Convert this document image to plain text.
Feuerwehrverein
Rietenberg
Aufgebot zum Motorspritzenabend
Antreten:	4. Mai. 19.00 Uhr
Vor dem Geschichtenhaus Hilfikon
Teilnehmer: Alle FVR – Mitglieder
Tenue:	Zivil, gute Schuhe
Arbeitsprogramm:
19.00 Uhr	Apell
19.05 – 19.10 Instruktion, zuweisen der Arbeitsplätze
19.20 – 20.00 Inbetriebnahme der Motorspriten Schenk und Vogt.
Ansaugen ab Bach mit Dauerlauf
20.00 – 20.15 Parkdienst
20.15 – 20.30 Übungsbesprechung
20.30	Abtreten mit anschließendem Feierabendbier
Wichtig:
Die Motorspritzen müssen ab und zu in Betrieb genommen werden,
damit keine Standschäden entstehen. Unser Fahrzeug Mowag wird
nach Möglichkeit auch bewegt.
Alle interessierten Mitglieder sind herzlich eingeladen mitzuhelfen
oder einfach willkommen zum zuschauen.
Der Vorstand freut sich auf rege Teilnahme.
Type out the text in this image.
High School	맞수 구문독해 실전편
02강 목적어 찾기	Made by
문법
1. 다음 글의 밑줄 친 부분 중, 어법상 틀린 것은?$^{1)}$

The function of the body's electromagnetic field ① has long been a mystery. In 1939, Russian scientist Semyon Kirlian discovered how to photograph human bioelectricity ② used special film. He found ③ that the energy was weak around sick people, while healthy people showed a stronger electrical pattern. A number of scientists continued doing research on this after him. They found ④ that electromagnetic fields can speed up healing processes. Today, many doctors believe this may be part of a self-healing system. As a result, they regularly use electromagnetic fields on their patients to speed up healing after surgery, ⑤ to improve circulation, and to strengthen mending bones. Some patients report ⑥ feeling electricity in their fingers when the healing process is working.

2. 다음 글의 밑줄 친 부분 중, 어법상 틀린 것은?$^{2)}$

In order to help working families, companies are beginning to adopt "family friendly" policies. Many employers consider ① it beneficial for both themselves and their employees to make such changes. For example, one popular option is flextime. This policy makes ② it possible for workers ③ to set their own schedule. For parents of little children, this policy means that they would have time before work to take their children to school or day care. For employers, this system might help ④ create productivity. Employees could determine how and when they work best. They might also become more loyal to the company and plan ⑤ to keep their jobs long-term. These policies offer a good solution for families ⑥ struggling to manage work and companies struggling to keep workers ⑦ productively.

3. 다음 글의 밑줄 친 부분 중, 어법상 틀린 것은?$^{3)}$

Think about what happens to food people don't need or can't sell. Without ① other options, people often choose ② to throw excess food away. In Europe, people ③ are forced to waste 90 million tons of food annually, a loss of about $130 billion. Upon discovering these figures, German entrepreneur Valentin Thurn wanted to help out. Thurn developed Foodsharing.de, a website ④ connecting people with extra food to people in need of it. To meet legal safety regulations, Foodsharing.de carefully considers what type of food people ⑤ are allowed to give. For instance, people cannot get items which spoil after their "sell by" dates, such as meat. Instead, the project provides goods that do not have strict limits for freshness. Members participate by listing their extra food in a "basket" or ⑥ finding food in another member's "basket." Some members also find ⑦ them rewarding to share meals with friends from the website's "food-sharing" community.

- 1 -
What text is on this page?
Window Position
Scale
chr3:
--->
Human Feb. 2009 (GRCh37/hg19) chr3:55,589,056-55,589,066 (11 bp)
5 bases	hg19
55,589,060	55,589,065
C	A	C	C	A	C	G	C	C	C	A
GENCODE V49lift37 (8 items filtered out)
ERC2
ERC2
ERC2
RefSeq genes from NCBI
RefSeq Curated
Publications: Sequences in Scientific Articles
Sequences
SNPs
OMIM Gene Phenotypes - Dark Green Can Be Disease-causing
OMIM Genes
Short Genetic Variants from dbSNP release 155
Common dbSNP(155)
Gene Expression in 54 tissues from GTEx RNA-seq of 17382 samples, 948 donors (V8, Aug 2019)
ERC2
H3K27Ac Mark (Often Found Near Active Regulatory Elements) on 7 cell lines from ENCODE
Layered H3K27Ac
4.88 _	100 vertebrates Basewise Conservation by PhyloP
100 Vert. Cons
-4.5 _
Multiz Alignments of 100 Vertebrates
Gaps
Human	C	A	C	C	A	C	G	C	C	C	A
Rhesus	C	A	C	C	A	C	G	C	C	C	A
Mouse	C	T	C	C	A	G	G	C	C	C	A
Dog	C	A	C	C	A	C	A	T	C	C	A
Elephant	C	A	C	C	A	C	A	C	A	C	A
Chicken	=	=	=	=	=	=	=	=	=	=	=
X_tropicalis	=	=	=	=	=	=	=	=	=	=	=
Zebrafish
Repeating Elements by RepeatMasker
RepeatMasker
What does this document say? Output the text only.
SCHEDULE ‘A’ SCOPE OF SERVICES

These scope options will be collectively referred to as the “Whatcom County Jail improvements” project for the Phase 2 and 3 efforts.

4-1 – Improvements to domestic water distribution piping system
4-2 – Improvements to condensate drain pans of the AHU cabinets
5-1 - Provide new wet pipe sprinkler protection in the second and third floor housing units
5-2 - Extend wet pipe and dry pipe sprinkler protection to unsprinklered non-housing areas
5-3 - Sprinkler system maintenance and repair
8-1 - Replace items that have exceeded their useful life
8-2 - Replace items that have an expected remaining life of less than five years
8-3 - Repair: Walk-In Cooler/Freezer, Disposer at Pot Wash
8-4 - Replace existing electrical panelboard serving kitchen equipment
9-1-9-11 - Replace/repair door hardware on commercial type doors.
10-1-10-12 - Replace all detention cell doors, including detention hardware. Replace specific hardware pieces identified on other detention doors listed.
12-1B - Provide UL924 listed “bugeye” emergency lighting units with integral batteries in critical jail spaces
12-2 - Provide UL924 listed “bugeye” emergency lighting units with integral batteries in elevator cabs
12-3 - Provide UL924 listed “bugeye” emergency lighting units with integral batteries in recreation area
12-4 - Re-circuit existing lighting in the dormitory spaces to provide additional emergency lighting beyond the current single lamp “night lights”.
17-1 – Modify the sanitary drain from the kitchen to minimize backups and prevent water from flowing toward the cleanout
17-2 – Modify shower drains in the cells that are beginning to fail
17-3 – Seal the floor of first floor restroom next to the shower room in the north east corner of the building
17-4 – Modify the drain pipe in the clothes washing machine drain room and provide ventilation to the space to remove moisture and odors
•••••
• What you have to do: Print out all the entries above exactly.

• Written answer:
Convert this document image to plain text.
Feuerwehrverein
Rietenberg
Aufgebot zum Motorspritzenabend
Antreten:	4. Mai. 19.00 Uhr
Vor dem Geschichtenhaus Hilfikon
Teilnehmer: Alle FVR – Mitglieder
Tenue:	Zivil, gute Schuhe
Arbeitsprogramm:
19.00 Uhr	Apell
19.05 – 19.10 Instruktion, zuweisen der Arbeitsplätze
19.20 – 20.00 Inbetriebnahme der Motorspriten Schenk und Vogt.
Ansaugen ab Bach mit Dauerlauf
20.00 – 20.15 Parkdienst
20.15 – 20.30 Übungsbesprechung
20.30	Abtreten mit anschließendem Feierabendbier
Wichtig:
Die Motorspritzen müssen ab und zu in Betrieb genommen werden,
damit keine Standschäden entstehen. Unser Fahrzeug Mowag wird
nach Möglichkeit auch bewegt.
Alle interessierten Mitglieder sind herzlich eingeladen mitzuhelfen
oder einfach willkommen zum zuschauen.
Der Vorstand freut sich auf rege Teilnahme.
Type out the text in this image.
High School	맞수 구문독해 실전편
02강 목적어 찾기	Made by
문법
1. 다음 글의 밑줄 친 부분 중, 어법상 틀린 것은?$^{1)}$

The function of the body's electromagnetic field ① has long been a mystery. In 1939, Russian scientist Semyon Kirlian discovered how to photograph human bioelectricity ② used special film. He found ③ that the energy was weak around sick people, while healthy people showed a stronger electrical pattern. A number of scientists continued doing research on this after him. They found ④ that electromagnetic fields can speed up healing processes. Today, many doctors believe this may be part of a self-healing system. As a result, they regularly use electromagnetic fields on their patients to speed up healing after surgery, ⑤ to improve circulation, and to strengthen mending bones. Some patients report ⑥ feeling electricity in their fingers when the healing process is working.

2. 다음 글의 밑줄 친 부분 중, 어법상 틀린 것은?$^{2)}$

In order to help working families, companies are beginning to adopt "family friendly" policies. Many employers consider ① it beneficial for both themselves and their employees to make such changes. For example, one popular option is flextime. This policy makes ② it possible for workers ③ to set their own schedule. For parents of little children, this policy means that they would have time before work to take their children to school or day care. For employers, this system might help ④ create productivity. Employees could determine how and when they work best. They might also become more loyal to the company and plan ⑤ to keep their jobs long-term. These policies offer a good solution for families ⑥ struggling to manage work and companies struggling to keep workers ⑦ productively.

3. 다음 글의 밑줄 친 부분 중, 어법상 틀린 것은?$^{3)}$

Think about what happens to food people don't need or can't sell. Without ① other options, people often choose ② to throw excess food away. In Europe, people ③ are forced to waste 90 million tons of food annually, a loss of about $130 billion. Upon discovering these figures, German entrepreneur Valentin Thurn wanted to help out. Thurn developed Foodsharing.de, a website ④ connecting people with extra food to people in need of it. To meet legal safety regulations, Foodsharing.de carefully considers what type of food people ⑤ are allowed to give. For instance, people cannot get items which spoil after their "sell by" dates, such as meat. Instead, the project provides goods that do not have strict limits for freshness. Members participate by listing their extra food in a "basket" or ⑥ finding food in another member's "basket." Some members also find ⑦ them rewarding to share meals with friends from the website's "food-sharing" community.

- 1 -
What text is on this page?
Window Position
Scale
chr3:
--->
Human Feb. 2009 (GRCh37/hg19) chr3:55,589,056-55,589,066 (11 bp)
5 bases	hg19
55,589,060	55,589,065
C	A	C	C	A	C	G	C	C	C	A
GENCODE V49lift37 (8 items filtered out)
ERC2
ERC2
ERC2
RefSeq genes from NCBI
RefSeq Curated
Publications: Sequences in Scientific Articles
Sequences
SNPs
OMIM Gene Phenotypes - Dark Green Can Be Disease-causing
OMIM Genes
Short Genetic Variants from dbSNP release 155
Common dbSNP(155)
Gene Expression in 54 tissues from GTEx RNA-seq of 17382 samples, 948 donors (V8, Aug 2019)
ERC2
H3K27Ac Mark (Often Found Near Active Regulatory Elements) on 7 cell lines from ENCODE
Layered H3K27Ac
4.88 _	100 vertebrates Basewise Conservation by PhyloP
100 Vert. Cons
-4.5 _
Multiz Alignments of 100 Vertebrates
Gaps
Human	C	A	C	C	A	C	G	C	C	C	A
Rhesus	C	A	C	C	A	C	G	C	C	C	A
Mouse	C	T	C	C	A	G	G	C	C	C	A
Dog	C	A	C	C	A	C	A	T	C	C	A
Elephant	C	A	C	C	A	C	A	C	A	C	A
Chicken	=	=	=	=	=	=	=	=	=	=	=
X_tropicalis	=	=	=	=	=	=	=	=	=	=	=
Zebrafish
Repeating Elements by RepeatMasker
RepeatMasker
What does this document say? Output the text only.
SCHEDULE ‘A’ SCOPE OF SERVICES

These scope options will be collectively referred to as the “Whatcom County Jail improvements” project for the Phase 2 and 3 efforts.

4-1 – Improvements to domestic water distribution piping system
4-2 – Improvements to condensate drain pans of the AHU cabinets
5-1 - Provide new wet pipe sprinkler protection in the second and third floor housing units
5-2 - Extend wet pipe and dry pipe sprinkler protection to unsprinklered non-housing areas
5-3 - Sprinkler system maintenance and repair
8-1 - Replace items that have exceeded their useful life
8-2 - Replace items that have an expected remaining life of less than five years
8-3 - Repair: Walk-In Cooler/Freezer, Disposer at Pot Wash
8-4 - Replace existing electrical panelboard serving kitchen equipment
9-1-9-11 - Replace/repair door hardware on commercial type doors.
10-1-10-12 - Replace all detention cell doors, including detention hardware. Replace specific hardware pieces identified on other detention doors listed.
12-1B - Provide UL924 listed “bugeye” emergency lighting units with integral batteries in critical jail spaces
12-2 - Provide UL924 listed “bugeye” emergency lighting units with integral batteries in elevator cabs
12-3 - Provide UL924 listed “bugeye” emergency lighting units with integral batteries in recreation area
12-4 - Re-circuit existing lighting in the dormitory spaces to provide additional emergency lighting beyond the current single lamp “night lights”.
17-1 – Modify the sanitary drain from the kitchen to minimize backups and prevent water from flowing toward the cleanout
17-2 – Modify shower drains in the cells that are beginning to fail
17-3 – Seal the floor of first floor restroom next to the shower room in the north east corner of the building
17-4 – Modify the drain pipe in the clothes washing machine drain room and provide ventilation to the space to remove moisture and odors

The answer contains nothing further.